Recorded information:
━━━━━━━━━━━━━━━━━━━━
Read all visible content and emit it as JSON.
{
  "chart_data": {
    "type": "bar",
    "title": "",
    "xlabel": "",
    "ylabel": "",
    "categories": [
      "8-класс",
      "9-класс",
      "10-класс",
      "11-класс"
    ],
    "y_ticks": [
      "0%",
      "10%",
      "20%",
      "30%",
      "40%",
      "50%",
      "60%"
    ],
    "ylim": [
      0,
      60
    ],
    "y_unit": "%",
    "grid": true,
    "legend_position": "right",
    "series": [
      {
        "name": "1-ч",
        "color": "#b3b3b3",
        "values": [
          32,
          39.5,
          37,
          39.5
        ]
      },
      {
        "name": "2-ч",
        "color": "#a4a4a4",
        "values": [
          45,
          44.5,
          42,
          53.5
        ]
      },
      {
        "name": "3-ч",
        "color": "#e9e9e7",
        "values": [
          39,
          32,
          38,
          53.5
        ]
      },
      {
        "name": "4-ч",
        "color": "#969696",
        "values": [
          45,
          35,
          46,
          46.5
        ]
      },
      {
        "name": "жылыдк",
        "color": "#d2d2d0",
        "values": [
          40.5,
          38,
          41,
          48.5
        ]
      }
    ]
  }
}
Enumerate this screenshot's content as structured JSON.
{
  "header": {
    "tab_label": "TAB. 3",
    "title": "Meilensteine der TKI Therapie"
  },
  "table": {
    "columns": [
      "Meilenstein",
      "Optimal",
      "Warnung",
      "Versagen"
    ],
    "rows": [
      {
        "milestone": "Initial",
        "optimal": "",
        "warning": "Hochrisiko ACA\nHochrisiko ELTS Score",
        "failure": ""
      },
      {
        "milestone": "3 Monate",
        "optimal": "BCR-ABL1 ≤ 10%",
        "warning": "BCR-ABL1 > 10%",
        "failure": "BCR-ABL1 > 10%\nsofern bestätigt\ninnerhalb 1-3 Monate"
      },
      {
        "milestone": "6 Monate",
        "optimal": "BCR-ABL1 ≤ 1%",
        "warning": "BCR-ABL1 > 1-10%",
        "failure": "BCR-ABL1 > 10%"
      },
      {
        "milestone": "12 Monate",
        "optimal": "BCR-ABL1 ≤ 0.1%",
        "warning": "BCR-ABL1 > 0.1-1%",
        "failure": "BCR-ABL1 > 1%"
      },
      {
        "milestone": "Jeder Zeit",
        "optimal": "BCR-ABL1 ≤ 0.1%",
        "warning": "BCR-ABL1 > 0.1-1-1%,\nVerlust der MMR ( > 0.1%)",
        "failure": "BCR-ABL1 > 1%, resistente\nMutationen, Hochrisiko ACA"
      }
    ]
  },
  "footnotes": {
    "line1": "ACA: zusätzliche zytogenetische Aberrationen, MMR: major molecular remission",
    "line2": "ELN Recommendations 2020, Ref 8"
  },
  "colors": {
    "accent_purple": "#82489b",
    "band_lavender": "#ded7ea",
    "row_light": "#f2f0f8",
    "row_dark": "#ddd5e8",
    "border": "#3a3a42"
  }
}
━━━━━━━━━━━━━━━━━━━━
Transcribe the data above in full, exactly.

Exercise answer:
Read all visible content and emit it as JSON.
{
  "chart_data": {
    "type": "bar",
    "title": "",
    "xlabel": "",
    "ylabel": "",
    "categories": [
      "8-класс",
      "9-класс",
      "10-класс",
      "11-класс"
    ],
    "y_ticks": [
      "0%",
      "10%",
      "20%",
      "30%",
      "40%",
      "50%",
      "60%"
    ],
    "ylim": [
      0,
      60
    ],
    "y_unit": "%",
    "grid": true,
    "legend_position": "right",
    "series": [
      {
        "name": "1-ч",
        "color": "#b3b3b3",
        "values": [
          32,
          39.5,
          37,
          39.5
        ]
      },
      {
        "name": "2-ч",
        "color": "#a4a4a4",
        "values": [
          45,
          44.5,
          42,
          53.5
        ]
      },
      {
        "name": "3-ч",
        "color": "#e9e9e7",
        "values": [
          39,
          32,
          38,
          53.5
        ]
      },
      {
        "name": "4-ч",
        "color": "#969696",
        "values": [
          45,
          35,
          46,
          46.5
        ]
      },
      {
        "name": "жылыдк",
        "color": "#d2d2d0",
        "values": [
          40.5,
          38,
          41,
          48.5
        ]
      }
    ]
  }
}
Enumerate this screenshot's content as structured JSON.
{
  "header": {
    "tab_label": "TAB. 3",
    "title": "Meilensteine der TKI Therapie"
  },
  "table": {
    "columns": [
      "Meilenstein",
      "Optimal",
      "Warnung",
      "Versagen"
    ],
    "rows": [
      {
        "milestone": "Initial",
        "optimal": "",
        "warning": "Hochrisiko ACA\nHochrisiko ELTS Score",
        "failure": ""
      },
      {
        "milestone": "3 Monate",
        "optimal": "BCR-ABL1 ≤ 10%",
        "warning": "BCR-ABL1 > 10%",
        "failure": "BCR-ABL1 > 10%\nsofern bestätigt\ninnerhalb 1-3 Monate"
      },
      {
        "milestone": "6 Monate",
        "optimal": "BCR-ABL1 ≤ 1%",
        "warning": "BCR-ABL1 > 1-10%",
        "failure": "BCR-ABL1 > 10%"
      },
      {
        "milestone": "12 Monate",
        "optimal": "BCR-ABL1 ≤ 0.1%",
        "warning": "BCR-ABL1 > 0.1-1%",
        "failure": "BCR-ABL1 > 1%"
      },
      {
        "milestone": "Jeder Zeit",
        "optimal": "BCR-ABL1 ≤ 0.1%",
        "warning": "BCR-ABL1 > 0.1-1-1%,\nVerlust der MMR ( > 0.1%)",
        "failure": "BCR-ABL1 > 1%, resistente\nMutationen, Hochrisiko ACA"
      }
    ]
  },
  "footnotes": {
    "line1": "ACA: zusätzliche zytogenetische Aberrationen, MMR: major molecular remission",
    "line2": "ELN Recommendations 2020, Ref 8"
  },
  "colors": {
    "accent_purple": "#82489b",
    "band_lavender": "#ded7ea",
    "row_light": "#f2f0f8",
    "row_dark": "#ddd5e8",
    "border": "#3a3a42"
  }
}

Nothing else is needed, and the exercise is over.